■ INFORMATION SHOWN

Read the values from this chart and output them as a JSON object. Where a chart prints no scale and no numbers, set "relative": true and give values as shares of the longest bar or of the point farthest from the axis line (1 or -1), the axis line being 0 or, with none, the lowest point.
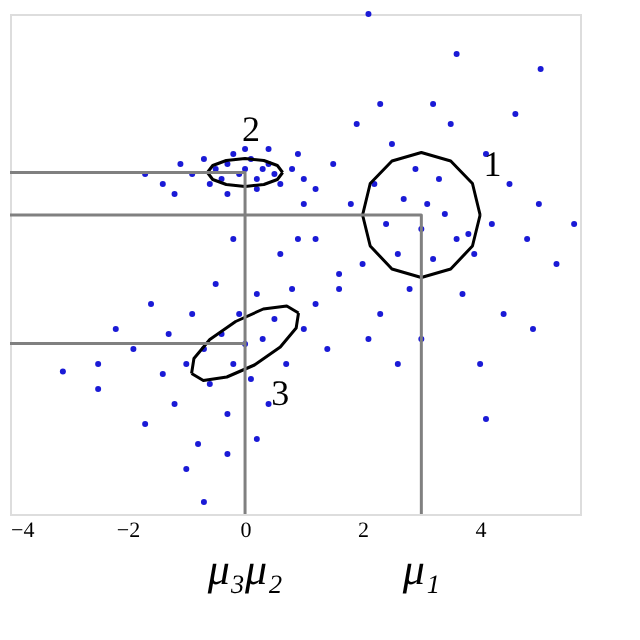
{
  "chart_data": {
    "type": "scatter",
    "relative": true,
    "xlim": [
      -4,
      5.7
    ],
    "xticks": [
      {
        "value": -4,
        "label": "−4"
      },
      {
        "value": -2,
        "label": "−2"
      },
      0,
      2,
      4
    ],
    "tick_labels": "x",
    "grid": false,
    "marker": "circle",
    "series": [
      {
        "color": "#1a1ad6",
        "x": [
          -1.1,
          -0.9,
          -0.7,
          -0.5,
          -0.4,
          -0.3,
          -0.2,
          -0.1,
          0,
          0.1,
          0.2,
          0.3,
          0.4,
          0.5,
          0.6,
          0.8,
          1.0,
          -0.6,
          0.0,
          0.2,
          -1.4,
          -1.7,
          -1.2,
          0.9,
          1.2,
          -0.3,
          0.4,
          -3.1,
          -2.5,
          -2.5,
          -2.2,
          -1.9,
          -1.7,
          -1.6,
          -1.4,
          -1.3,
          -1.2,
          -1.0,
          -0.9,
          -0.8,
          -0.7,
          -0.6,
          -0.5,
          -0.4,
          -0.3,
          -0.2,
          -0.1,
          0,
          0.1,
          0.2,
          0.3,
          0.4,
          0.5,
          0.7,
          0.8,
          1.0,
          1.2,
          1.4,
          1.6,
          -0.7,
          -0.3,
          0.2,
          2.1,
          -1.0,
          0.6,
          -0.2,
          0.9,
          1.2,
          1.5,
          1.6,
          1.8,
          1.9,
          2.0,
          2.2,
          2.3,
          2.4,
          2.5,
          2.6,
          2.7,
          2.8,
          2.9,
          3.0,
          3.1,
          3.2,
          3.3,
          3.4,
          3.5,
          3.6,
          3.7,
          3.8,
          3.9,
          4.1,
          4.2,
          4.4,
          4.5,
          4.8,
          5.0,
          5.3,
          5.6,
          3.0,
          2.6,
          4.0,
          4.9,
          4.1,
          2.1,
          3.6,
          5.03,
          3.2,
          2.3,
          1.0,
          4.6
        ],
        "values": [
          0.7,
          0.68,
          0.71,
          0.69,
          0.67,
          0.7,
          0.72,
          0.68,
          0.69,
          0.71,
          0.67,
          0.69,
          0.7,
          0.68,
          0.66,
          0.69,
          0.67,
          0.66,
          0.73,
          0.65,
          0.66,
          0.68,
          0.64,
          0.72,
          0.65,
          0.64,
          0.73,
          0.285,
          0.3,
          0.25,
          0.37,
          0.33,
          0.18,
          0.42,
          0.28,
          0.36,
          0.22,
          0.3,
          0.4,
          0.14,
          0.33,
          0.26,
          0.46,
          0.36,
          0.2,
          0.3,
          0.4,
          0.34,
          0.27,
          0.44,
          0.35,
          0.22,
          0.39,
          0.3,
          0.45,
          0.37,
          0.42,
          0.33,
          0.48,
          0.024,
          0.12,
          0.15,
          0.35,
          0.09,
          0.52,
          0.55,
          0.55,
          0.55,
          0.7,
          0.45,
          0.62,
          0.78,
          0.5,
          0.66,
          0.4,
          0.58,
          0.74,
          0.52,
          0.63,
          0.45,
          0.69,
          0.57,
          0.62,
          0.51,
          0.67,
          0.6,
          0.78,
          0.55,
          0.44,
          0.56,
          0.52,
          0.72,
          0.58,
          0.4,
          0.66,
          0.55,
          0.62,
          0.5,
          0.58,
          0.35,
          0.3,
          0.3,
          0.37,
          0.19,
          1.0,
          0.92,
          0.89,
          0.82,
          0.82,
          0.62,
          0.8
        ]
      },
      {
        "type": "line",
        "marker": "none",
        "color": "#000000",
        "x": [
          2.0,
          2.13,
          2.5,
          3.0,
          3.5,
          3.87,
          4.0
        ],
        "values": [
          0.598,
          0.661,
          0.706,
          0.723,
          0.706,
          0.661,
          0.598
        ]
      },
      {
        "type": "line",
        "marker": "none",
        "color": "#000000",
        "x": [
          2.0,
          2.13,
          2.5,
          3.0,
          3.5,
          3.87,
          4.0
        ],
        "values": [
          0.598,
          0.536,
          0.49,
          0.473,
          0.49,
          0.536,
          0.598
        ]
      },
      {
        "type": "line",
        "marker": "none",
        "color": "#000000",
        "x": [
          -0.64,
          -0.55,
          -0.32,
          0,
          0.32,
          0.55,
          0.64
        ],
        "values": [
          0.683,
          0.697,
          0.707,
          0.711,
          0.707,
          0.697,
          0.683
        ]
      },
      {
        "type": "line",
        "marker": "none",
        "color": "#000000",
        "x": [
          -0.64,
          -0.55,
          -0.32,
          0,
          0.32,
          0.55,
          0.64
        ],
        "values": [
          0.683,
          0.669,
          0.659,
          0.655,
          0.659,
          0.669,
          0.683
        ]
      },
      {
        "type": "line",
        "marker": "none",
        "color": "#000000",
        "x": [
          -0.91,
          -0.87,
          -0.6,
          -0.16,
          0.31,
          0.71,
          0.91
        ],
        "values": [
          0.281,
          0.311,
          0.349,
          0.385,
          0.41,
          0.416,
          0.402
        ]
      },
      {
        "type": "line",
        "marker": "none",
        "color": "#000000",
        "x": [
          -0.91,
          -0.71,
          -0.31,
          0.16,
          0.6,
          0.87,
          0.91
        ],
        "values": [
          0.281,
          0.267,
          0.274,
          0.298,
          0.334,
          0.372,
          0.402
        ]
      },
      {
        "type": "line",
        "marker": "none",
        "color": "#808080",
        "x": [
          -4,
          0,
          0
        ],
        "values": [
          0.683,
          0.683,
          0
        ]
      },
      {
        "type": "line",
        "marker": "none",
        "color": "#808080",
        "x": [
          -4,
          3,
          3
        ],
        "values": [
          0.598,
          0.598,
          0
        ]
      },
      {
        "type": "line",
        "marker": "none",
        "color": "#808080",
        "x": [
          -4,
          0
        ],
        "values": [
          0.341,
          0.341
        ]
      }
    ],
    "annotations": [
      {
        "text": "1",
        "x": 3.87,
        "y": 0.661
      },
      {
        "text": "2",
        "x": 0,
        "y": 0.711
      },
      {
        "text": "3",
        "x": 0.6,
        "y": 0.334
      },
      {
        "text": "μ₃μ₂",
        "x": 0,
        "y": 0
      },
      {
        "text": "μ₁",
        "x": 3,
        "y": 0
      }
    ]
  }
}
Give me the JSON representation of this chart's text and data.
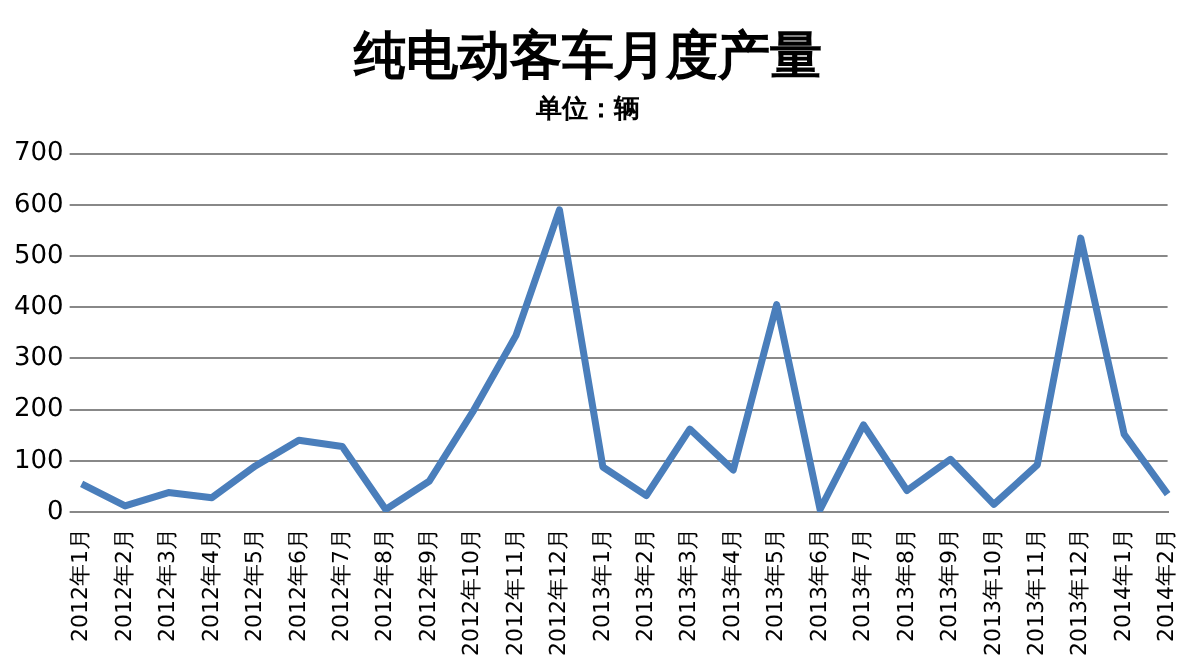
{
  "chart_data": {
    "type": "line",
    "title": "纯电动客车月度产量",
    "subtitle": "单位：辆",
    "categories": [
      "2012年1月",
      "2012年2月",
      "2012年3月",
      "2012年4月",
      "2012年5月",
      "2012年6月",
      "2012年7月",
      "2012年8月",
      "2012年9月",
      "2012年10月",
      "2012年11月",
      "2012年12月",
      "2013年1月",
      "2013年2月",
      "2013年3月",
      "2013年4月",
      "2013年5月",
      "2013年6月",
      "2013年7月",
      "2013年8月",
      "2013年9月",
      "2013年10月",
      "2013年11月",
      "2013年12月",
      "2014年1月",
      "2014年2月"
    ],
    "series": [
      {
        "color": "#4a7ebb",
        "values": [
          55,
          12,
          38,
          28,
          90,
          140,
          128,
          5,
          60,
          195,
          345,
          590,
          88,
          32,
          162,
          82,
          405,
          5,
          170,
          42,
          103,
          15,
          92,
          535,
          152,
          35
        ]
      }
    ],
    "ylim": [
      0,
      700
    ],
    "yticks": [
      0,
      100,
      200,
      300,
      400,
      500,
      600,
      700
    ],
    "grid": "y",
    "legend": false,
    "marker": "none",
    "line_style": "solid"
  }
}
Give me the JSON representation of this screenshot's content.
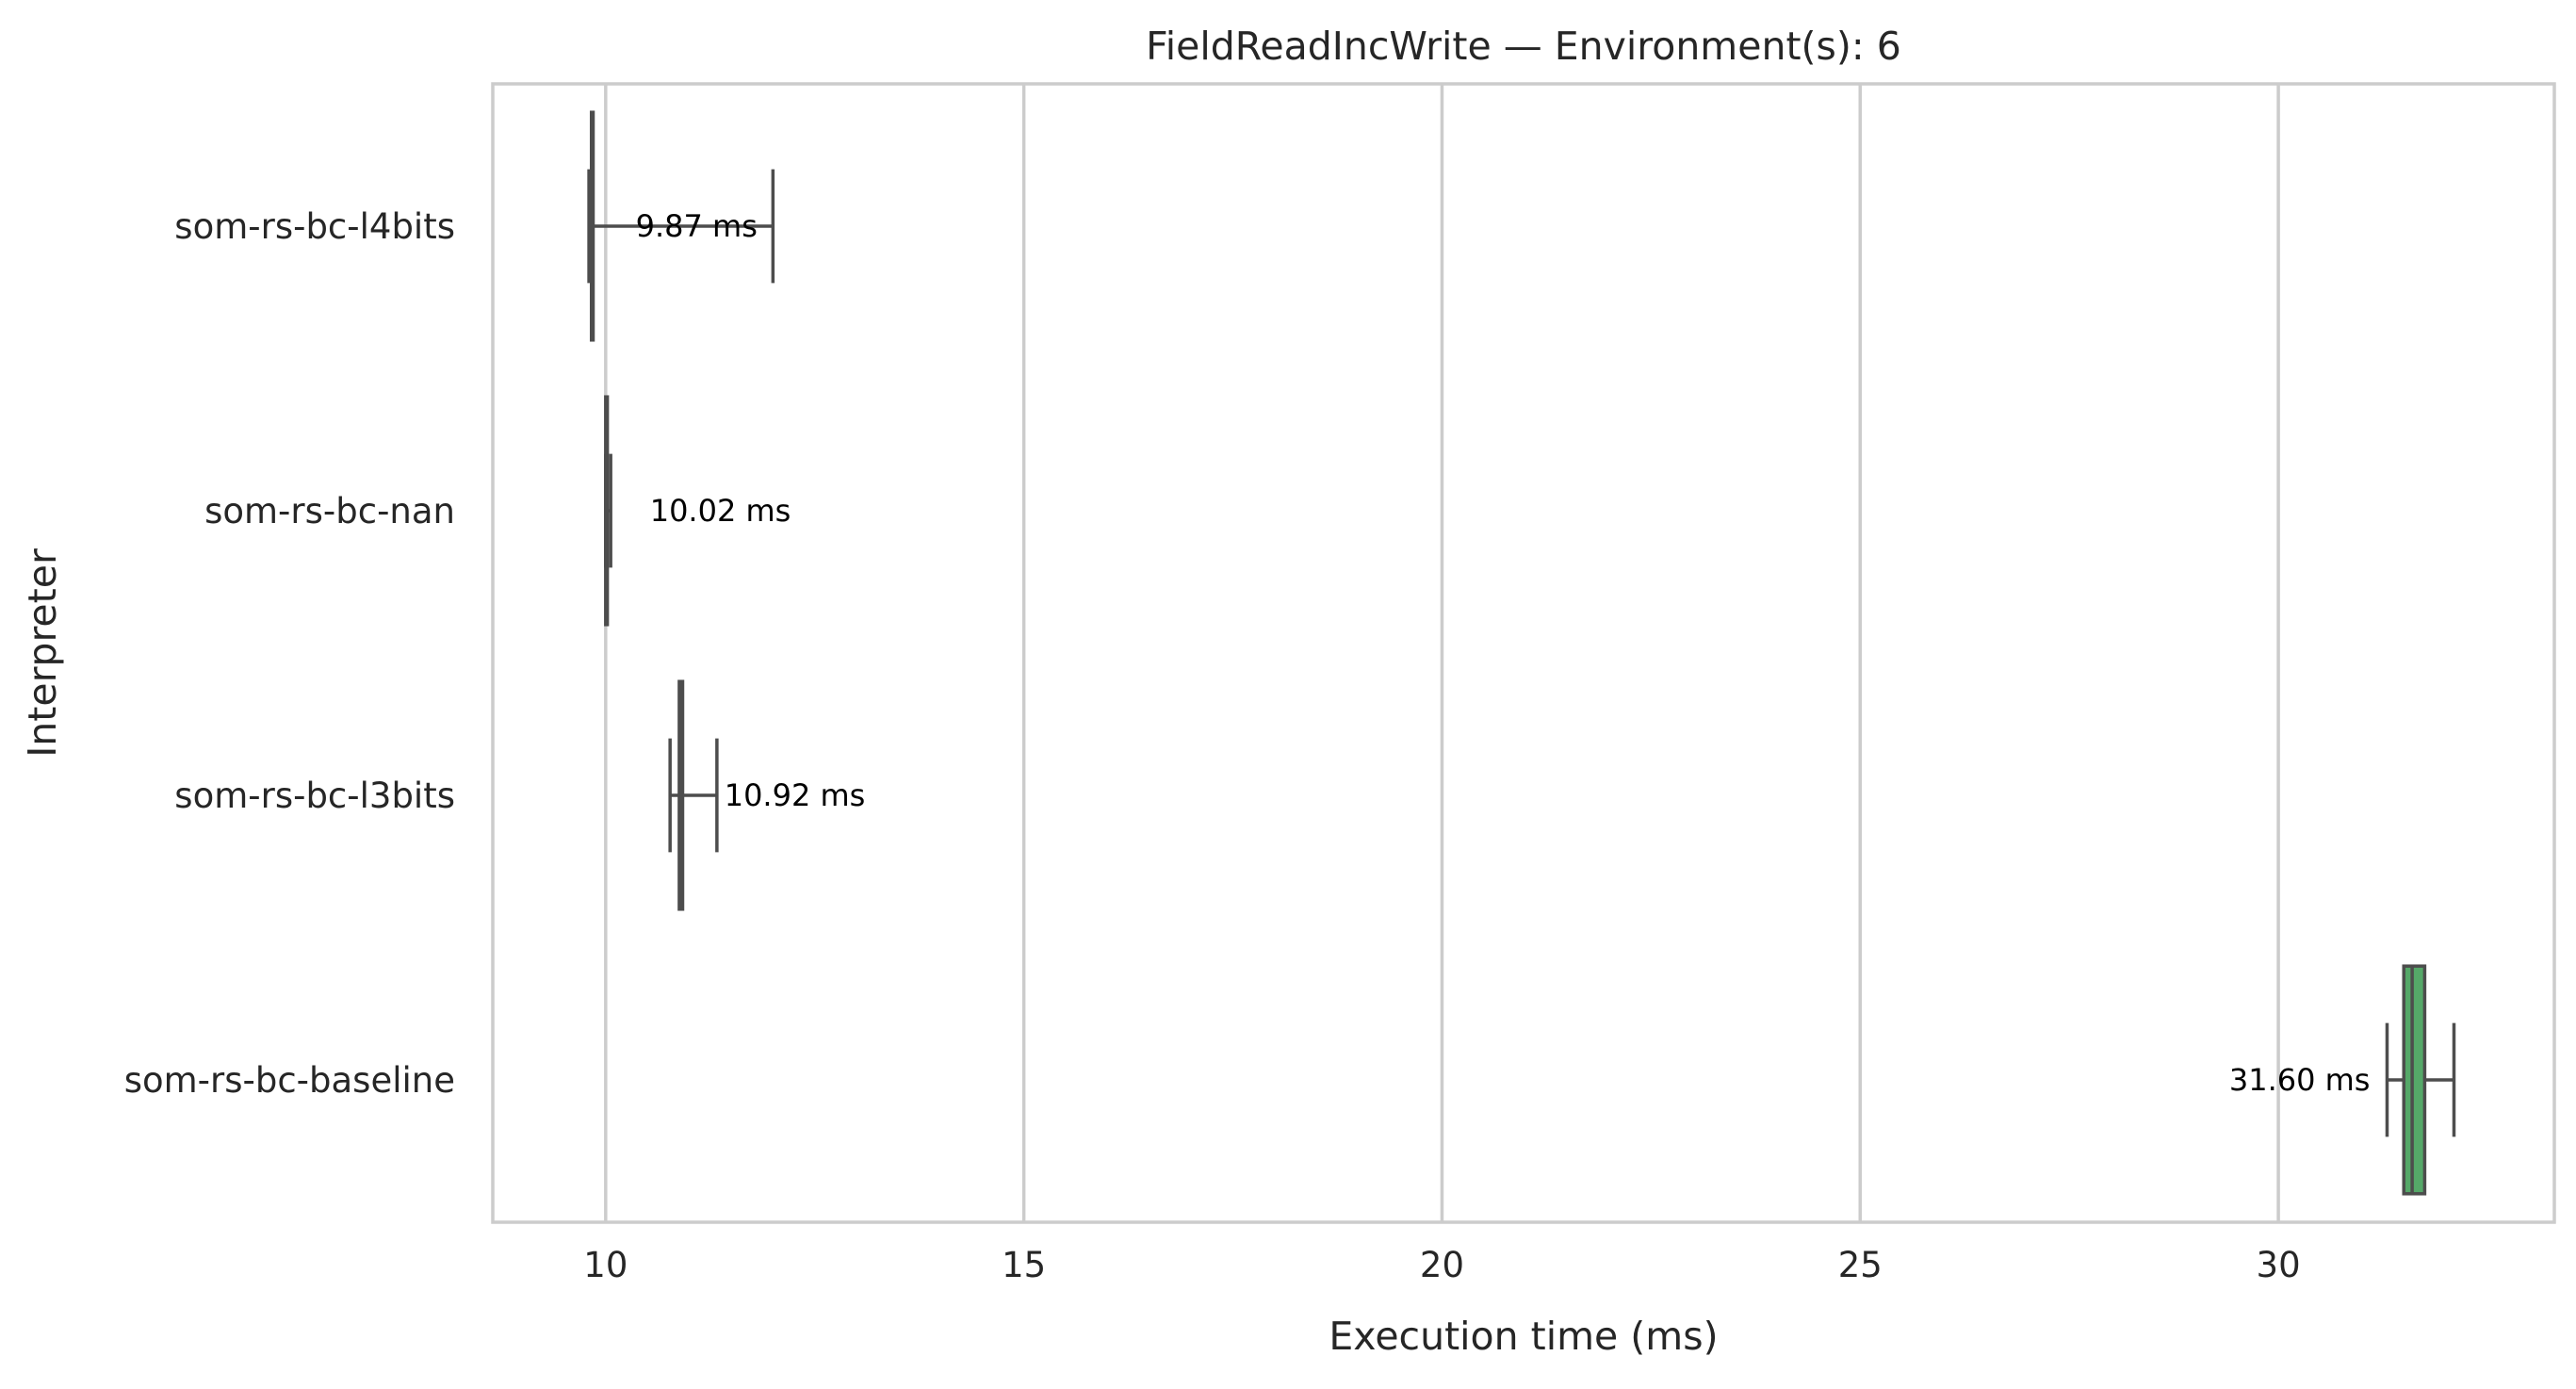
{
  "chart_data": {
    "type": "boxplot",
    "orientation": "horizontal",
    "title": "FieldReadIncWrite — Environment(s): 6",
    "xlabel": "Execution time (ms)",
    "ylabel": "Interpreter",
    "xlim": [
      8.65,
      33.3
    ],
    "xticks": [
      10,
      15,
      20,
      25,
      30
    ],
    "grid": "vertical",
    "legend": "none",
    "categories": [
      "som-rs-bc-l4bits",
      "som-rs-bc-nan",
      "som-rs-bc-l3bits",
      "som-rs-bc-baseline"
    ],
    "series": [
      {
        "category": "som-rs-bc-l4bits",
        "whisker_low": 9.8,
        "q1": 9.83,
        "median": 9.84,
        "q3": 9.85,
        "whisker_high": 12.0,
        "label": "9.87 ms",
        "color": "#4c72b0"
      },
      {
        "category": "som-rs-bc-nan",
        "whisker_low": 10.0,
        "q1": 10.0,
        "median": 10.01,
        "q3": 10.02,
        "whisker_high": 10.06,
        "label": "10.02 ms",
        "color": "#dd8452"
      },
      {
        "category": "som-rs-bc-l3bits",
        "whisker_low": 10.77,
        "q1": 10.88,
        "median": 10.9,
        "q3": 10.92,
        "whisker_high": 11.33,
        "label": "10.92 ms",
        "color": "#c44e52"
      },
      {
        "category": "som-rs-bc-baseline",
        "whisker_low": 31.3,
        "q1": 31.5,
        "median": 31.6,
        "q3": 31.75,
        "whisker_high": 32.1,
        "label": "31.60 ms",
        "color": "#55a868"
      }
    ]
  }
}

■ WHAT IS NEEDED
Your output should consist solely of the lines from the line containing "Give me the JSON representation of this screenshot's" through the last line of the entries, verbatim, minus any pictures.

■ FULL ANSWER
Give me the JSON representation of this screenshot's content.
{
  "chart_data": {
    "type": "boxplot",
    "orientation": "horizontal",
    "title": "FieldReadIncWrite — Environment(s): 6",
    "xlabel": "Execution time (ms)",
    "ylabel": "Interpreter",
    "xlim": [
      8.65,
      33.3
    ],
    "xticks": [
      10,
      15,
      20,
      25,
      30
    ],
    "grid": "vertical",
    "legend": "none",
    "categories": [
      "som-rs-bc-l4bits",
      "som-rs-bc-nan",
      "som-rs-bc-l3bits",
      "som-rs-bc-baseline"
    ],
    "series": [
      {
        "category": "som-rs-bc-l4bits",
        "whisker_low": 9.8,
        "q1": 9.83,
        "median": 9.84,
        "q3": 9.85,
        "whisker_high": 12.0,
        "label": "9.87 ms",
        "color": "#4c72b0"
      },
      {
        "category": "som-rs-bc-nan",
        "whisker_low": 10.0,
        "q1": 10.0,
        "median": 10.01,
        "q3": 10.02,
        "whisker_high": 10.06,
        "label": "10.02 ms",
        "color": "#dd8452"
      },
      {
        "category": "som-rs-bc-l3bits",
        "whisker_low": 10.77,
        "q1": 10.88,
        "median": 10.9,
        "q3": 10.92,
        "whisker_high": 11.33,
        "label": "10.92 ms",
        "color": "#c44e52"
      },
      {
        "category": "som-rs-bc-baseline",
        "whisker_low": 31.3,
        "q1": 31.5,
        "median": 31.6,
        "q3": 31.75,
        "whisker_high": 32.1,
        "label": "31.60 ms",
        "color": "#55a868"
      }
    ]
  }
}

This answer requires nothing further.